SELECTED PASSAGE:
☆ ☆ ☆
Forum Moderators: phranque

Message Too Old, No Replies

Converting static URLs

between test and live servers

         

steve

2:16 pm on Mar 3, 2006 (gmt 0)

10+ Year Member



I've built a local server on an old pc using linux and Apache2, which is set up to serve name based virtual hosts. The server is on my local network, and is not visible to the outside world.

Rather than editing the host files on the other network pc's, I've installed bind9 to handle local dns, and to act as a caching internet dns for all the other pc's.

At the moment for each live site, hosted elsewhere, I have a local development site named 'local-domainname.tld'.

This means if I want to use absolute URL's I have to manually rewrite the links as follows:
www.local-domain.tld/folder/file --> www.domain.tld/folder/file

Is there a way to configure my local server to accept URL's without the 'local-' part but still link to the local page?

ChadSEO

4:46 pm on Mar 3, 2006 (gmt 0)

10+ Year Member



Steve,

I can think of two ways you may be able to do this:

1) mod_proxy:
I've never used mod_proxy, so I have no idea if this will actually work, but I think you could do something like this:
ProxyRequests On
ProxyRemote http://domain.tld http://local-domain.tld
You would then have to configure your browser's proxy settings to point to that server. If you didn't want everyone on your network affected, this would work well.

2) Assuming your network is using one of the private IP blocks - 192.168.x.x or 10.x.x.x - then you could set the DNS for each site to a unique IP address, and configure Apache for IP-based virtual hosting. It would then respond whether the domain was domain.tld or local-domain.tld. You also have to configure linux to listen to each of those IP addresses, but this isn't too difficult in the grand scheme of things. This would effect everyone on your network, assuming they use the same DNS servers.

Let me know if I stopped making sense at any point, I tend to do that :) Good luck!

Chad

steve

2:22 pm on Mar 4, 2006 (gmt 0)

10+ Year Member



Thank you for the suggestions Chad, neither really solve my problem :-(

At the moment for each website I have two versions!

On my development server "local-mywebsite.tld" which is only visible to pc's on my local network, and a corresponding "mywebsite.tld" with my hosting company.

I'm trying to get rid of the "local-" bit of the URL's so I can have just have one copy of each site.
☆ ☆ ☆
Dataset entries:
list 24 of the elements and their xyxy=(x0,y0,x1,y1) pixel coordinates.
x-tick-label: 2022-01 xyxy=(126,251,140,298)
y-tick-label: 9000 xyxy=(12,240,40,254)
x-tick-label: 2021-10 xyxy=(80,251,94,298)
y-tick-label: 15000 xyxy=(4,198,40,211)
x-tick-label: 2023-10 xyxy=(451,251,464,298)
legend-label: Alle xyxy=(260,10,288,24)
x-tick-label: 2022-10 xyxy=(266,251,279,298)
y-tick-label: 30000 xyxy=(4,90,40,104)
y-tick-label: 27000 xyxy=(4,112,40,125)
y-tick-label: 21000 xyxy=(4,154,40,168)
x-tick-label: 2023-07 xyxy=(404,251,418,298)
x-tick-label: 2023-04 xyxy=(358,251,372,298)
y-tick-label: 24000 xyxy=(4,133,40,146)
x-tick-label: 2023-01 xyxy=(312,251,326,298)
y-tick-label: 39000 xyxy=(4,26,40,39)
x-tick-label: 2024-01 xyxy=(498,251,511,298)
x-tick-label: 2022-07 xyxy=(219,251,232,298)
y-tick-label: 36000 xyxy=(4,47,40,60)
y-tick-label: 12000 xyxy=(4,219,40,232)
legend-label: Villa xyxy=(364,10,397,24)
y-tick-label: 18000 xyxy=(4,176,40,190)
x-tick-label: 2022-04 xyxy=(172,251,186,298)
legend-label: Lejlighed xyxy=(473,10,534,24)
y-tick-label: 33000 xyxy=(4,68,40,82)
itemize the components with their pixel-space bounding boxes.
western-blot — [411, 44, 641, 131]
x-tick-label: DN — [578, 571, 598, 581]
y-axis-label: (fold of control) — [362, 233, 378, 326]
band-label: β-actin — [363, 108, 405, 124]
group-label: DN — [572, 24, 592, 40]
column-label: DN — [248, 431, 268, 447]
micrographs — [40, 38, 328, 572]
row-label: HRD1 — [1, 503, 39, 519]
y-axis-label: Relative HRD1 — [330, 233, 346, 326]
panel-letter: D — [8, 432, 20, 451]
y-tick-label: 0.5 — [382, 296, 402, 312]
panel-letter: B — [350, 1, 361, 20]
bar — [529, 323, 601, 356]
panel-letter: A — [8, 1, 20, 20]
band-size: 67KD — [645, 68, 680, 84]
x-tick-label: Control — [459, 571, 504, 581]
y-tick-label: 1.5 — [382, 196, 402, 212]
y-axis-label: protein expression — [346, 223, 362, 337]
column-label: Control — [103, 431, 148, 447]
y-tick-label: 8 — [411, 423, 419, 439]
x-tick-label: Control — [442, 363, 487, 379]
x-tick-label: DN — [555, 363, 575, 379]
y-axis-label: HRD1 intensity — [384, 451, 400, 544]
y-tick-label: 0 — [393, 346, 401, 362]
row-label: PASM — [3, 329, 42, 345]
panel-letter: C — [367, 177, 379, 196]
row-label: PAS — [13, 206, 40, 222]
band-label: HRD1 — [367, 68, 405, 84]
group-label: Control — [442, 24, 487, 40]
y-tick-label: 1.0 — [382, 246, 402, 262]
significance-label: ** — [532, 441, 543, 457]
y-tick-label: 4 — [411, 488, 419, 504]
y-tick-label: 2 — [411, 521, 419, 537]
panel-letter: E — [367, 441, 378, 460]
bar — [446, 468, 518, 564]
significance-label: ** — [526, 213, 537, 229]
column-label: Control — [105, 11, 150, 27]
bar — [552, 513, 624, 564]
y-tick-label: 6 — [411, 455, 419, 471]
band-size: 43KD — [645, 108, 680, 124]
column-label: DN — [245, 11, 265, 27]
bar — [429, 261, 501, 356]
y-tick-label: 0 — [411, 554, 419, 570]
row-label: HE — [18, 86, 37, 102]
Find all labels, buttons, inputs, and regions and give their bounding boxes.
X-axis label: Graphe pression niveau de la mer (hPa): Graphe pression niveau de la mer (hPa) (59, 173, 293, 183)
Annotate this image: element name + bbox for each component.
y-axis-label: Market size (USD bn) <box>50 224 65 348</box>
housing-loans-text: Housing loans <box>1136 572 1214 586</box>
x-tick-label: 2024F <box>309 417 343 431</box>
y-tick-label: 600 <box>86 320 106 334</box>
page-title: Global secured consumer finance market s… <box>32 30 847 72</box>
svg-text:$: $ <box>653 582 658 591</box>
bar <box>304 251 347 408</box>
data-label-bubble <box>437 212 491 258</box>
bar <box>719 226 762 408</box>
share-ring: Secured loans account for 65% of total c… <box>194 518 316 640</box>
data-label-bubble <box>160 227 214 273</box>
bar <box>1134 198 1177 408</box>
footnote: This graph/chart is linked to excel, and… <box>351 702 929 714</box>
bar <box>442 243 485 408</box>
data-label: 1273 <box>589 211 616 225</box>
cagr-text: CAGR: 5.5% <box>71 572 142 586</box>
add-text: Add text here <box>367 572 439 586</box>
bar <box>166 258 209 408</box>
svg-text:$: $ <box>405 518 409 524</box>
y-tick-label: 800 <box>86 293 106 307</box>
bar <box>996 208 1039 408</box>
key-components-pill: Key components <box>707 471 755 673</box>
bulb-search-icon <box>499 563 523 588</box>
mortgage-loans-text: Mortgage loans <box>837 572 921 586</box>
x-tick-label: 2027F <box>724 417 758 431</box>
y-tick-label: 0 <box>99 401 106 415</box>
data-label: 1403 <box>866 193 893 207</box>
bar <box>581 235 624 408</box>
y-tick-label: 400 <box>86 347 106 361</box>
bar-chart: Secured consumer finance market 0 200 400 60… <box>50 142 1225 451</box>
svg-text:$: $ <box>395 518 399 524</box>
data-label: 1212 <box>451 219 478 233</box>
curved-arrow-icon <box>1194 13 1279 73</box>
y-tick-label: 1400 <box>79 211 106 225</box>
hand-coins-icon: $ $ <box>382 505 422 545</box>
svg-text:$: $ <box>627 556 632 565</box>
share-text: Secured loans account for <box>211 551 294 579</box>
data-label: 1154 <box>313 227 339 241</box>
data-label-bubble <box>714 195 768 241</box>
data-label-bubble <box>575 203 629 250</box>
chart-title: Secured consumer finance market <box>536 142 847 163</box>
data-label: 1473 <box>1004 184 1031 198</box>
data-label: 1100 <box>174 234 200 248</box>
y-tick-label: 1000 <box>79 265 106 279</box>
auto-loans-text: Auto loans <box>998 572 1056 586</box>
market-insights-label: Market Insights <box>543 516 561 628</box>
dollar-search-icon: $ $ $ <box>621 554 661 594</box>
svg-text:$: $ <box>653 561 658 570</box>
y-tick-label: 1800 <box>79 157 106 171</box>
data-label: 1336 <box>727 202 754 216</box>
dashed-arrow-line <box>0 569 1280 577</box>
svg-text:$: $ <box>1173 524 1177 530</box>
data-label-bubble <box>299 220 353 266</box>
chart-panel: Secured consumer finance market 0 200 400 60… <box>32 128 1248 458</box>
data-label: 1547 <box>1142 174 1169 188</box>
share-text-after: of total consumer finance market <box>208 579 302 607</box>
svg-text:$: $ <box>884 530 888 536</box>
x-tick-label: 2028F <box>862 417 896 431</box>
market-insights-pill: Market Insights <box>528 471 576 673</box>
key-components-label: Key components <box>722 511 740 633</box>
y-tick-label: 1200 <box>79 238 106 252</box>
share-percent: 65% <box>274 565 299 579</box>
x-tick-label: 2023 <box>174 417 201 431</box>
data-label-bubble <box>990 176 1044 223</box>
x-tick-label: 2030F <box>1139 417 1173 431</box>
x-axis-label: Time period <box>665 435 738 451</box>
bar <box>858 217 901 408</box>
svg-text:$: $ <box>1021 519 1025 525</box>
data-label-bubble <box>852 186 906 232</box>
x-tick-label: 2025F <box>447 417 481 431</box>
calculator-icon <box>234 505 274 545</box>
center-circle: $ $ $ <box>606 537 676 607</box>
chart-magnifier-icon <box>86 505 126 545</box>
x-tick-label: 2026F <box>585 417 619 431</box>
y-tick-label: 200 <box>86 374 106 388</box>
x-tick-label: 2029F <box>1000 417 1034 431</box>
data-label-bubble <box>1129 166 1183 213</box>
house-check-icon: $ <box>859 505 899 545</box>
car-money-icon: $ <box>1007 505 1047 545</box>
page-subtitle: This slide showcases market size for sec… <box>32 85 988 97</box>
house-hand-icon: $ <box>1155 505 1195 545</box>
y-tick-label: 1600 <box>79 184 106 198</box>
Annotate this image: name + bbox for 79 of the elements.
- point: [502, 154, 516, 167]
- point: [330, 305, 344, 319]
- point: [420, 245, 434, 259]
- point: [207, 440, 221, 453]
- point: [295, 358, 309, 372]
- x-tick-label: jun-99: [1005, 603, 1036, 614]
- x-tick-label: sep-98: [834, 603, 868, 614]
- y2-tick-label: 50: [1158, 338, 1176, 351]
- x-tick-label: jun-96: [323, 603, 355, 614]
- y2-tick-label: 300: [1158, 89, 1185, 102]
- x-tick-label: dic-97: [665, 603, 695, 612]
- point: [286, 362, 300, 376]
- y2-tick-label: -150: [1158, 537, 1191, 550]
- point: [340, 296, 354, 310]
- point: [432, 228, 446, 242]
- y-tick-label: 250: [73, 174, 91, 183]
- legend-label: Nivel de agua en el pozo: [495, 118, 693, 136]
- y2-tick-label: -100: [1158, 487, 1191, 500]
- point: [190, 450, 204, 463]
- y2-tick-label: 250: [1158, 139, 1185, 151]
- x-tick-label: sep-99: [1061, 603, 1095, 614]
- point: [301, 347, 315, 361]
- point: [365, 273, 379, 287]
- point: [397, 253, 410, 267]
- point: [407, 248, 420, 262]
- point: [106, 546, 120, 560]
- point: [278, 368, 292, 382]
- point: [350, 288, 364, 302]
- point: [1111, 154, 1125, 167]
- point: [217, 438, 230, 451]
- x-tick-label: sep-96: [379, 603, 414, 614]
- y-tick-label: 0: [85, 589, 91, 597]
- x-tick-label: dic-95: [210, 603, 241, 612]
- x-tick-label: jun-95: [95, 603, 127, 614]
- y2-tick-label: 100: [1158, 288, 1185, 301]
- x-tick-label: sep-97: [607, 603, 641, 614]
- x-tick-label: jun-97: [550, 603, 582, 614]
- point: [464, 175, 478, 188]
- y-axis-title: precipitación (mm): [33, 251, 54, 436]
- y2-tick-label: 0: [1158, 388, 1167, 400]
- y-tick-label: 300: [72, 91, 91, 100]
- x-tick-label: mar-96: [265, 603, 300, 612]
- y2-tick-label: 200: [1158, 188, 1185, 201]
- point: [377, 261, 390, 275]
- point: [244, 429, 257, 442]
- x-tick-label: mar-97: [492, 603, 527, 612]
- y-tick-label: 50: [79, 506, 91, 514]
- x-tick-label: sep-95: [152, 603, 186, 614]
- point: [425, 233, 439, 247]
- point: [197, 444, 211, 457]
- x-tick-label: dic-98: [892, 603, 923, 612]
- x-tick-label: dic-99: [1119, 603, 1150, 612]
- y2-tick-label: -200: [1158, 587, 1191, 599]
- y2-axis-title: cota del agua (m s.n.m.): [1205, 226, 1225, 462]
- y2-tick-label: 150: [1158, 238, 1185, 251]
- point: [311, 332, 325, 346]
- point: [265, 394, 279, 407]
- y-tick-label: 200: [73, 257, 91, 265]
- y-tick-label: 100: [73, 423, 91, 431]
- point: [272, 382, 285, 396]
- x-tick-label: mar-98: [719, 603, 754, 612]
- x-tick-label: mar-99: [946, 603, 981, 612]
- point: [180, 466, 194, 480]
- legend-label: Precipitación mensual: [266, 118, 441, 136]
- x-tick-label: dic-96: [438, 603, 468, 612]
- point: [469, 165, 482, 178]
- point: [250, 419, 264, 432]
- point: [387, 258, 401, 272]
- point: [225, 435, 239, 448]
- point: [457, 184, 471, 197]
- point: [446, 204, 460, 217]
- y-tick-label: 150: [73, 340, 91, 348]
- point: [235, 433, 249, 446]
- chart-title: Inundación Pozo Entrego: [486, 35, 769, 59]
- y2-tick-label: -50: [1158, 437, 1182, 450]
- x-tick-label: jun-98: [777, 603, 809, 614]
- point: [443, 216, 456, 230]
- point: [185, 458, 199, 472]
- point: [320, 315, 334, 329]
☆ ☆ ☆
EXERCISE REQUIREMENTS: In the forum thread on converting static URLs, what did steve install to handle local DNS? This material has no connection to the text.

RESPONSE TO THE TASK: bind9